Stored records:
§

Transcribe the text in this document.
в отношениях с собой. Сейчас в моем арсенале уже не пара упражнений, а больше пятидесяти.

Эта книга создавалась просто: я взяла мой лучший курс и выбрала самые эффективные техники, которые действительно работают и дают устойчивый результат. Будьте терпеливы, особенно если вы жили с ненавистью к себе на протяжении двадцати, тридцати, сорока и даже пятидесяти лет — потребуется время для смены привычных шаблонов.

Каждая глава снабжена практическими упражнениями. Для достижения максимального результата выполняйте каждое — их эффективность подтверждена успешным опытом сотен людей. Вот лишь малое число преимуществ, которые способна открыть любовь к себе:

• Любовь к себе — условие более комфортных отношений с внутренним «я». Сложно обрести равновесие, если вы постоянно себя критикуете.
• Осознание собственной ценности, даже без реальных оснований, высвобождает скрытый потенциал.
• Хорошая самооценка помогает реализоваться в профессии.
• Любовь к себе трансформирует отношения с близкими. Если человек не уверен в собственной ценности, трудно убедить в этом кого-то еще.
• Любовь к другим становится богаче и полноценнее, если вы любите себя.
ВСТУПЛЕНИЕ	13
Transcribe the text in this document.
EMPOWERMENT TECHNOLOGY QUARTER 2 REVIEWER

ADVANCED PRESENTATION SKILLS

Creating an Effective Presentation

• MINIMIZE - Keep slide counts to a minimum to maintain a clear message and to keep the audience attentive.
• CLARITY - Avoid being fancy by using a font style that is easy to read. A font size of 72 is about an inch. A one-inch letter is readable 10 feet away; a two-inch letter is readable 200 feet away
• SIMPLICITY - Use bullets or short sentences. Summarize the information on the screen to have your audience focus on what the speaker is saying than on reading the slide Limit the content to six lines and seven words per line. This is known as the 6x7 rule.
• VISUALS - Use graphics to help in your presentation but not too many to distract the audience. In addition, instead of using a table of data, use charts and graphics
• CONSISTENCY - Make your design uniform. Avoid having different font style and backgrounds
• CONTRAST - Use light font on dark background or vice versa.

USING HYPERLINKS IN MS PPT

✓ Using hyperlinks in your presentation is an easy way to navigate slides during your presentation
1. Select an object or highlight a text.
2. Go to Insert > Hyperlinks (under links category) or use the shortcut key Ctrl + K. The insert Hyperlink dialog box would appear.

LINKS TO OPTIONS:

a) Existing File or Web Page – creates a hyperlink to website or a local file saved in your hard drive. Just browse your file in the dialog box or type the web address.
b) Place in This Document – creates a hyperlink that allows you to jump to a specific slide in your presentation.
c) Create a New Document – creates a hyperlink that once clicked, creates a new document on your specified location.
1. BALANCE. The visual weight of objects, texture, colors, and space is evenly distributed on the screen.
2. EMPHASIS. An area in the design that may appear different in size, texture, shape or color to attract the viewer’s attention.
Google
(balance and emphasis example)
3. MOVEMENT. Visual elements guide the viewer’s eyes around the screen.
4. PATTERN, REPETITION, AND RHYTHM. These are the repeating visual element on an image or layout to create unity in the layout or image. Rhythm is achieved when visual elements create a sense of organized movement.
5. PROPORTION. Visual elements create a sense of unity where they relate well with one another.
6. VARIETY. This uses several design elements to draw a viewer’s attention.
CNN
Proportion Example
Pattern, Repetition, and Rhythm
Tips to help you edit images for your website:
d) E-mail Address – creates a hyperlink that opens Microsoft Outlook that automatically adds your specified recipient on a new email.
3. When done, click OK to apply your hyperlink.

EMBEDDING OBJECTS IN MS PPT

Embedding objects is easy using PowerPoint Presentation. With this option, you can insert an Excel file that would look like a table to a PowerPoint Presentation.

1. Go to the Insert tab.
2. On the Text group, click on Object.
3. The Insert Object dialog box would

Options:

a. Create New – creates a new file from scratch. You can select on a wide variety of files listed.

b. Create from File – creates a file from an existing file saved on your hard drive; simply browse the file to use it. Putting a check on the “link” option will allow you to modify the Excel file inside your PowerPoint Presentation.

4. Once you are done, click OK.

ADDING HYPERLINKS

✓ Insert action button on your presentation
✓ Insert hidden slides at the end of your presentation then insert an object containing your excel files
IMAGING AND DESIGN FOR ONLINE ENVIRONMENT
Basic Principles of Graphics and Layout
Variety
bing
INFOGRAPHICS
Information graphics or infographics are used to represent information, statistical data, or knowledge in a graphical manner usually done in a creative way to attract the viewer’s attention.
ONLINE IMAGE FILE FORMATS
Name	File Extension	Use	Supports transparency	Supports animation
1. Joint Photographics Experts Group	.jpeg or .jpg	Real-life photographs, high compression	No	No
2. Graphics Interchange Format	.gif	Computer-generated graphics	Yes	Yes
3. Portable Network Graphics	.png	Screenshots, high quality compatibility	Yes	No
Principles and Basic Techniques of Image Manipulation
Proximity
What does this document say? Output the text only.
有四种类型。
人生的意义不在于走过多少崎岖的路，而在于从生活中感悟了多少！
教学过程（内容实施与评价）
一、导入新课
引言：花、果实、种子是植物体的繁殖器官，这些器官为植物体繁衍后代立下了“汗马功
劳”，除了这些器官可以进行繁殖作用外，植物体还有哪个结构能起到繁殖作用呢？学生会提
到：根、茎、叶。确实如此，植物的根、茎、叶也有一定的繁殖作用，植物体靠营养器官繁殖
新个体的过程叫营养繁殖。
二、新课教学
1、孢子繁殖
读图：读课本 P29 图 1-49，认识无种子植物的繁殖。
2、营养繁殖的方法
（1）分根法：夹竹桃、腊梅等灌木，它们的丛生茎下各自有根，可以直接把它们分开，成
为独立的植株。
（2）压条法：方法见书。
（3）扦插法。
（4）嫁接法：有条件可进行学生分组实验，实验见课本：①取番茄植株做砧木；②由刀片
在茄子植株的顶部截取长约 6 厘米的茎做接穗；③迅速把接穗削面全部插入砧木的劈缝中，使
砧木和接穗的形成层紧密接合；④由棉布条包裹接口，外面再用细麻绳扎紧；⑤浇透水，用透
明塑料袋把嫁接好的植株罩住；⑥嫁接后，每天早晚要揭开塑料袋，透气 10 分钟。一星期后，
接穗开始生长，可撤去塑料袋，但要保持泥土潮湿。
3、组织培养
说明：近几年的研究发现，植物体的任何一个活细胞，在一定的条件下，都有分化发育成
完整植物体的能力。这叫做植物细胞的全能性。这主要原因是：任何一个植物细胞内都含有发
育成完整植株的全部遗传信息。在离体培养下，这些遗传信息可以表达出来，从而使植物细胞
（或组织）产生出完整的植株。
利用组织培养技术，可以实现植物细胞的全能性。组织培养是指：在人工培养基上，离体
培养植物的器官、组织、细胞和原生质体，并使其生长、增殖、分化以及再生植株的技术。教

§

Exercise instructions: All the entries above need to be reproduced exactly.

Written solution:
Transcribe the text in this document.
в отношениях с собой. Сейчас в моем арсенале уже не пара упражнений, а больше пятидесяти.

Эта книга создавалась просто: я взяла мой лучший курс и выбрала самые эффективные техники, которые действительно работают и дают устойчивый результат. Будьте терпеливы, особенно если вы жили с ненавистью к себе на протяжении двадцати, тридцати, сорока и даже пятидесяти лет — потребуется время для смены привычных шаблонов.

Каждая глава снабжена практическими упражнениями. Для достижения максимального результата выполняйте каждое — их эффективность подтверждена успешным опытом сотен людей. Вот лишь малое число преимуществ, которые способна открыть любовь к себе:

• Любовь к себе — условие более комфортных отношений с внутренним «я». Сложно обрести равновесие, если вы постоянно себя критикуете.
• Осознание собственной ценности, даже без реальных оснований, высвобождает скрытый потенциал.
• Хорошая самооценка помогает реализоваться в профессии.
• Любовь к себе трансформирует отношения с близкими. Если человек не уверен в собственной ценности, трудно убедить в этом кого-то еще.
• Любовь к другим становится богаче и полноценнее, если вы любите себя.
ВСТУПЛЕНИЕ	13
Transcribe the text in this document.
EMPOWERMENT TECHNOLOGY QUARTER 2 REVIEWER

ADVANCED PRESENTATION SKILLS

Creating an Effective Presentation

• MINIMIZE - Keep slide counts to a minimum to maintain a clear message and to keep the audience attentive.
• CLARITY - Avoid being fancy by using a font style that is easy to read. A font size of 72 is about an inch. A one-inch letter is readable 10 feet away; a two-inch letter is readable 200 feet away
• SIMPLICITY - Use bullets or short sentences. Summarize the information on the screen to have your audience focus on what the speaker is saying than on reading the slide Limit the content to six lines and seven words per line. This is known as the 6x7 rule.
• VISUALS - Use graphics to help in your presentation but not too many to distract the audience. In addition, instead of using a table of data, use charts and graphics
• CONSISTENCY - Make your design uniform. Avoid having different font style and backgrounds
• CONTRAST - Use light font on dark background or vice versa.

USING HYPERLINKS IN MS PPT

✓ Using hyperlinks in your presentation is an easy way to navigate slides during your presentation
1. Select an object or highlight a text.
2. Go to Insert > Hyperlinks (under links category) or use the shortcut key Ctrl + K. The insert Hyperlink dialog box would appear.

LINKS TO OPTIONS:

a) Existing File or Web Page – creates a hyperlink to website or a local file saved in your hard drive. Just browse your file in the dialog box or type the web address.
b) Place in This Document – creates a hyperlink that allows you to jump to a specific slide in your presentation.
c) Create a New Document – creates a hyperlink that once clicked, creates a new document on your specified location.
1. BALANCE. The visual weight of objects, texture, colors, and space is evenly distributed on the screen.
2. EMPHASIS. An area in the design that may appear different in size, texture, shape or color to attract the viewer’s attention.
Google
(balance and emphasis example)
3. MOVEMENT. Visual elements guide the viewer’s eyes around the screen.
4. PATTERN, REPETITION, AND RHYTHM. These are the repeating visual element on an image or layout to create unity in the layout or image. Rhythm is achieved when visual elements create a sense of organized movement.
5. PROPORTION. Visual elements create a sense of unity where they relate well with one another.
6. VARIETY. This uses several design elements to draw a viewer’s attention.
CNN
Proportion Example
Pattern, Repetition, and Rhythm
Tips to help you edit images for your website:
d) E-mail Address – creates a hyperlink that opens Microsoft Outlook that automatically adds your specified recipient on a new email.
3. When done, click OK to apply your hyperlink.

EMBEDDING OBJECTS IN MS PPT

Embedding objects is easy using PowerPoint Presentation. With this option, you can insert an Excel file that would look like a table to a PowerPoint Presentation.

1. Go to the Insert tab.
2. On the Text group, click on Object.
3. The Insert Object dialog box would

Options:

a. Create New – creates a new file from scratch. You can select on a wide variety of files listed.

b. Create from File – creates a file from an existing file saved on your hard drive; simply browse the file to use it. Putting a check on the “link” option will allow you to modify the Excel file inside your PowerPoint Presentation.

4. Once you are done, click OK.

ADDING HYPERLINKS

✓ Insert action button on your presentation
✓ Insert hidden slides at the end of your presentation then insert an object containing your excel files
IMAGING AND DESIGN FOR ONLINE ENVIRONMENT
Basic Principles of Graphics and Layout
Variety
bing
INFOGRAPHICS
Information graphics or infographics are used to represent information, statistical data, or knowledge in a graphical manner usually done in a creative way to attract the viewer’s attention.
ONLINE IMAGE FILE FORMATS
Name	File Extension	Use	Supports transparency	Supports animation
1. Joint Photographics Experts Group	.jpeg or .jpg	Real-life photographs, high compression	No	No
2. Graphics Interchange Format	.gif	Computer-generated graphics	Yes	Yes
3. Portable Network Graphics	.png	Screenshots, high quality compatibility	Yes	No
Principles and Basic Techniques of Image Manipulation
Proximity
What does this document say? Output the text only.
有四种类型。
人生的意义不在于走过多少崎岖的路，而在于从生活中感悟了多少！
教学过程（内容实施与评价）
一、导入新课
引言：花、果实、种子是植物体的繁殖器官，这些器官为植物体繁衍后代立下了“汗马功
劳”，除了这些器官可以进行繁殖作用外，植物体还有哪个结构能起到繁殖作用呢？学生会提
到：根、茎、叶。确实如此，植物的根、茎、叶也有一定的繁殖作用，植物体靠营养器官繁殖
新个体的过程叫营养繁殖。
二、新课教学
1、孢子繁殖
读图：读课本 P29 图 1-49，认识无种子植物的繁殖。
2、营养繁殖的方法
（1）分根法：夹竹桃、腊梅等灌木，它们的丛生茎下各自有根，可以直接把它们分开，成
为独立的植株。
（2）压条法：方法见书。
（3）扦插法。
（4）嫁接法：有条件可进行学生分组实验，实验见课本：①取番茄植株做砧木；②由刀片
在茄子植株的顶部截取长约 6 厘米的茎做接穗；③迅速把接穗削面全部插入砧木的劈缝中，使
砧木和接穗的形成层紧密接合；④由棉布条包裹接口，外面再用细麻绳扎紧；⑤浇透水，用透
明塑料袋把嫁接好的植株罩住；⑥嫁接后，每天早晚要揭开塑料袋，透气 10 分钟。一星期后，
接穗开始生长，可撤去塑料袋，但要保持泥土潮湿。
3、组织培养
说明：近几年的研究发现，植物体的任何一个活细胞，在一定的条件下，都有分化发育成
完整植物体的能力。这叫做植物细胞的全能性。这主要原因是：任何一个植物细胞内都含有发
育成完整植株的全部遗传信息。在离体培养下，这些遗传信息可以表达出来，从而使植物细胞
（或组织）产生出完整的植株。
利用组织培养技术，可以实现植物细胞的全能性。组织培养是指：在人工培养基上，离体
培养植物的器官、组织、细胞和原生质体，并使其生长、增殖、分化以及再生植株的技术。教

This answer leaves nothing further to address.